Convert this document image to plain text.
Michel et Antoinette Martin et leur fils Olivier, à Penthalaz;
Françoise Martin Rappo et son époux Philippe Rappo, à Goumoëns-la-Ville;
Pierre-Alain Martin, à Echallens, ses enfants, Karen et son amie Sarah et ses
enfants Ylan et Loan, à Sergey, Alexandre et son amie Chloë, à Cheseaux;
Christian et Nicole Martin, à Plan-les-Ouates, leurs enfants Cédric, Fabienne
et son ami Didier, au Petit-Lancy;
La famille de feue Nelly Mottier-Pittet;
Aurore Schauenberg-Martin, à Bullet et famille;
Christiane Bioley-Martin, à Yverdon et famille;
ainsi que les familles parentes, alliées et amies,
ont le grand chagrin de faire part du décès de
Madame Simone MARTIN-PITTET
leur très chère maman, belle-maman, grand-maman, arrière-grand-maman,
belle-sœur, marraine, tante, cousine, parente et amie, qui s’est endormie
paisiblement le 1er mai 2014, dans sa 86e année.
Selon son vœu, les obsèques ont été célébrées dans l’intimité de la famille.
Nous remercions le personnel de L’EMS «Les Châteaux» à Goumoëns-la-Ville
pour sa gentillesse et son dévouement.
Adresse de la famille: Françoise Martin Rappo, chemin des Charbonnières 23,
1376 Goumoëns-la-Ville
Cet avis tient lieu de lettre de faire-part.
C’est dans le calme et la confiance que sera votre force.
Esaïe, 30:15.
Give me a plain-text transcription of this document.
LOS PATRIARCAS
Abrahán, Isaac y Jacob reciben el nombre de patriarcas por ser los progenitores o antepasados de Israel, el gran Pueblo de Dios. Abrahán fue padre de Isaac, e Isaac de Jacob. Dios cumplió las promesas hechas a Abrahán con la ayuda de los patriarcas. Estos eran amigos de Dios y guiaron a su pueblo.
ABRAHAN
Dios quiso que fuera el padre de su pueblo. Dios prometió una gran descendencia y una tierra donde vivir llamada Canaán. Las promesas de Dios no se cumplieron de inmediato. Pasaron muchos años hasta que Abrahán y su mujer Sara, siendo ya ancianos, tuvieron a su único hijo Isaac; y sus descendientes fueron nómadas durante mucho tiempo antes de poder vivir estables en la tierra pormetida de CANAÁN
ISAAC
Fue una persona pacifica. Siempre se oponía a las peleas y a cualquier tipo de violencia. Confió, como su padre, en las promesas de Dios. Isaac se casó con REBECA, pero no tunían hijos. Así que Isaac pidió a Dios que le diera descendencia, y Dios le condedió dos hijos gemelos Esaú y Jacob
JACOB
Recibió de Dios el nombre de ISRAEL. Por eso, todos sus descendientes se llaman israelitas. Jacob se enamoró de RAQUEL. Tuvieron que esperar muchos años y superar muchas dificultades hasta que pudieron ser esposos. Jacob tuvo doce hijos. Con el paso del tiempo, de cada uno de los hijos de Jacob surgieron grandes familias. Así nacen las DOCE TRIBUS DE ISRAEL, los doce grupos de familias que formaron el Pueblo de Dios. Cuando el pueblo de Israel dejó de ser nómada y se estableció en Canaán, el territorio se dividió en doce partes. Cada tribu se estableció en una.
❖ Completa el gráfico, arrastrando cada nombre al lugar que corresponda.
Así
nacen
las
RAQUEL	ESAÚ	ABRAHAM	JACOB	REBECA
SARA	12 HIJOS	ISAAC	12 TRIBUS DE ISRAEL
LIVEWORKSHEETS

──────────────────────────────

* WHAT IS NEEDED *
From the data, list each line in which the string "Françoise" appears.

* REPLY TO THE EXERCISE *
Françoise Martin Rappo et son époux Philippe Rappo, à Goumoëns-la-Ville;
Adresse de la famille: Françoise Martin Rappo, chemin des Charbonnières 23,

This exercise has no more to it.